REQUEST | Find the lines holding "Viewer" and copy them.

EXTRACTED INFORMATION |
━━━

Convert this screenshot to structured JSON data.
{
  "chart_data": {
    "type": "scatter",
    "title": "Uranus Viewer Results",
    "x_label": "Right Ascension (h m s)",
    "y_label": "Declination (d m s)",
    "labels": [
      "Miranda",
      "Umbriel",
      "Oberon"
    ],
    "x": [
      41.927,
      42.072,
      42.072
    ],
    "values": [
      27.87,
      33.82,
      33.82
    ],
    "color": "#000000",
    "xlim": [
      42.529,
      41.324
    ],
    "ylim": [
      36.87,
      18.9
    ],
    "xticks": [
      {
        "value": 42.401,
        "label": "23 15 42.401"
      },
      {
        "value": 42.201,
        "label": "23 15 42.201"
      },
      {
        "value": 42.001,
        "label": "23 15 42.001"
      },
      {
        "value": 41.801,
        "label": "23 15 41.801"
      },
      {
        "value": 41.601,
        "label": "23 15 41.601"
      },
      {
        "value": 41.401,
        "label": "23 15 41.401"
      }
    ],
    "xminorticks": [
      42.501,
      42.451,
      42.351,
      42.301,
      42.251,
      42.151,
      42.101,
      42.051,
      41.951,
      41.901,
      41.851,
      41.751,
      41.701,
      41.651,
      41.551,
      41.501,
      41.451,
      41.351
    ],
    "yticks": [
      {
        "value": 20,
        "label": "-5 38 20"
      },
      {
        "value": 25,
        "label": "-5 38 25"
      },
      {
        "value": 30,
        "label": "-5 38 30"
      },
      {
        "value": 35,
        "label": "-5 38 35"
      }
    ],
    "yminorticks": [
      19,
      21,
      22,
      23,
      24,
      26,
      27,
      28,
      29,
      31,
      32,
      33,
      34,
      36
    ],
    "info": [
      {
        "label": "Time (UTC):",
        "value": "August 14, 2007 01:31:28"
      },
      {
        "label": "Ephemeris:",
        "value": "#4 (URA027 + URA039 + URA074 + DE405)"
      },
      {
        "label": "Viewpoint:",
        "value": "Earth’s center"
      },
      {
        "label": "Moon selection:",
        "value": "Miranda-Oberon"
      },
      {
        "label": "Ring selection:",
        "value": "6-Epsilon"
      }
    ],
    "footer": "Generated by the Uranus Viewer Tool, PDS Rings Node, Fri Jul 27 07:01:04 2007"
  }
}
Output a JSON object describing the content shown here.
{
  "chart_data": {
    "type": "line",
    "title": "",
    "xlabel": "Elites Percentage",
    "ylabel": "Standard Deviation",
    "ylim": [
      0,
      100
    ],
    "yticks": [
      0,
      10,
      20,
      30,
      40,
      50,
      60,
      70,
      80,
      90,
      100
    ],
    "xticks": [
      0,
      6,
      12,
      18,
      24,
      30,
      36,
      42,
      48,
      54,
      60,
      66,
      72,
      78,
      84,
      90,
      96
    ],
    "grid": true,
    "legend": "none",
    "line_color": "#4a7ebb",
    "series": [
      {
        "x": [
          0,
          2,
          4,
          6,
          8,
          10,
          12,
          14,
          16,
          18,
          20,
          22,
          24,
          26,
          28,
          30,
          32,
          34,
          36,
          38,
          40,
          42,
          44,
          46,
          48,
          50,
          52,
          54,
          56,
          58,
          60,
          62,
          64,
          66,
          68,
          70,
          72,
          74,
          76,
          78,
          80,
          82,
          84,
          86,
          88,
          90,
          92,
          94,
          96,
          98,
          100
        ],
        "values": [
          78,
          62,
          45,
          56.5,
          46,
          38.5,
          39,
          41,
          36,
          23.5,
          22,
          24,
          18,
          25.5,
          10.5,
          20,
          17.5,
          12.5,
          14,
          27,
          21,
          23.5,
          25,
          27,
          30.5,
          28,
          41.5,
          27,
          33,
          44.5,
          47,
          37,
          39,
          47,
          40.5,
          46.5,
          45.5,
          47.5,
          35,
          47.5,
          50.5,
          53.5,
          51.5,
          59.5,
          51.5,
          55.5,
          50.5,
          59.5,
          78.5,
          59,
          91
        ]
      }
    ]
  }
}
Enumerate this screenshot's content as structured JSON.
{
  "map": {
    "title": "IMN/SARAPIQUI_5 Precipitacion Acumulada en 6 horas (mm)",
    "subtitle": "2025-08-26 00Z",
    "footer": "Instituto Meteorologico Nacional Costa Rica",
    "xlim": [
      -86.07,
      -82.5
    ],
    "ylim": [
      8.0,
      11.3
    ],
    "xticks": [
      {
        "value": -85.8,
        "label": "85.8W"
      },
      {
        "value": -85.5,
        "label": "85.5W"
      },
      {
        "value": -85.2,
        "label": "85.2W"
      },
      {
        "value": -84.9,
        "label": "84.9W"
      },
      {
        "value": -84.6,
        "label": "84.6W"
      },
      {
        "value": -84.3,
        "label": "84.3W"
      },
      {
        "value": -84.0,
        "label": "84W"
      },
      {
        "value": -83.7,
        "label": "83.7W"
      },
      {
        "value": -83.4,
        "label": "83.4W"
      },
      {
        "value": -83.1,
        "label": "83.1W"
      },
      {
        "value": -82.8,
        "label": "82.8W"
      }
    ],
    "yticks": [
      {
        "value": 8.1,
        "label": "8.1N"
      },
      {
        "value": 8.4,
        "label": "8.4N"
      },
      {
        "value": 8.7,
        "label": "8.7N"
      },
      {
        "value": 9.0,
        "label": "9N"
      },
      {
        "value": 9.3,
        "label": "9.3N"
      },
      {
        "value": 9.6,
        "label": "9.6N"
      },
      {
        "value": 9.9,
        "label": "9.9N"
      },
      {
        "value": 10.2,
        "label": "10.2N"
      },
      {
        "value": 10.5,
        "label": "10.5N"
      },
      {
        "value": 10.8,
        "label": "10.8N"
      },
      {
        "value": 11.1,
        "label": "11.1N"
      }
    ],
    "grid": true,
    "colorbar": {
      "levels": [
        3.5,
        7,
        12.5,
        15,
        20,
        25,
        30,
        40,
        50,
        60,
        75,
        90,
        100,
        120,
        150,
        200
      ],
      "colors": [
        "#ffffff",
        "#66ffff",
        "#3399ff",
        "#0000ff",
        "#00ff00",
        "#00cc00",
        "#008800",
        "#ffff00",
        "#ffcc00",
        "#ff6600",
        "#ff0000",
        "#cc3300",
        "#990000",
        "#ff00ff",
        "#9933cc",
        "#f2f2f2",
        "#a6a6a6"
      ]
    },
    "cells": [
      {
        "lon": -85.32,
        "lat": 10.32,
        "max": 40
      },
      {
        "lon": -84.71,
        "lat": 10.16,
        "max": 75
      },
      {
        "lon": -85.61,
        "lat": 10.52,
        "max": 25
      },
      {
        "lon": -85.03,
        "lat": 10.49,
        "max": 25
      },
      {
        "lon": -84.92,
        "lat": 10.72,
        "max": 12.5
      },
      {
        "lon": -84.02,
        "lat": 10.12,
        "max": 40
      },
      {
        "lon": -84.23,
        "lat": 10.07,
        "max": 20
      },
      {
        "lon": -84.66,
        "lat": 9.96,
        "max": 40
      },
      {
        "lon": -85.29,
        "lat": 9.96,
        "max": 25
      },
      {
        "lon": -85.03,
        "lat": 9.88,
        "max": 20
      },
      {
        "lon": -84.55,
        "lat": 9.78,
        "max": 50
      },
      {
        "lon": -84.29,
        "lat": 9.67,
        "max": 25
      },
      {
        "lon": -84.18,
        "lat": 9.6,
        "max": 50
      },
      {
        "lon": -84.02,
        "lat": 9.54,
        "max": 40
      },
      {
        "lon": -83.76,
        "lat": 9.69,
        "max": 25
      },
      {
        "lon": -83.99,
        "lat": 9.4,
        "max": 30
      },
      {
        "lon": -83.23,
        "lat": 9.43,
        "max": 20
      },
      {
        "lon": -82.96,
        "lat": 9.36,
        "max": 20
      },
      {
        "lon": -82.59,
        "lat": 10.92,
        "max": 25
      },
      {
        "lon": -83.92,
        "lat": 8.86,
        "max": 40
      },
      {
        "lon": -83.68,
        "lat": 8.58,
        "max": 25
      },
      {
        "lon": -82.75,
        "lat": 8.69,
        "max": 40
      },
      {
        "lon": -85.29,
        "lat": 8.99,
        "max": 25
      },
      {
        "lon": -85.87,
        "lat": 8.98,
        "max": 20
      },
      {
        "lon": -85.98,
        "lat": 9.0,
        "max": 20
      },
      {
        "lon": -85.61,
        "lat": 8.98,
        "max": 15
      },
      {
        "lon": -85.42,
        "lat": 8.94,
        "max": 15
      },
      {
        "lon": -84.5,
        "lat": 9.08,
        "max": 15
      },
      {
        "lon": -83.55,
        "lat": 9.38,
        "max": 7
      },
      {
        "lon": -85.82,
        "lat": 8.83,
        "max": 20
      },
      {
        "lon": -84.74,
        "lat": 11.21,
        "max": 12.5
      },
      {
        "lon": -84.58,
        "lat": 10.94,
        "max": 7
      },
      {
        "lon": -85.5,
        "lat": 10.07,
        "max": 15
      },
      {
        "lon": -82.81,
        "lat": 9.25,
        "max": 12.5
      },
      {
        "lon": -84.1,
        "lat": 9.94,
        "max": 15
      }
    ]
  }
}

━━━

WRITTEN SOLUTION |
    "title": "Uranus Viewer Results",
    "footer": "Generated by the Uranus Viewer Tool, PDS Rings Node, Fri Jul 27 07:01:04 2007"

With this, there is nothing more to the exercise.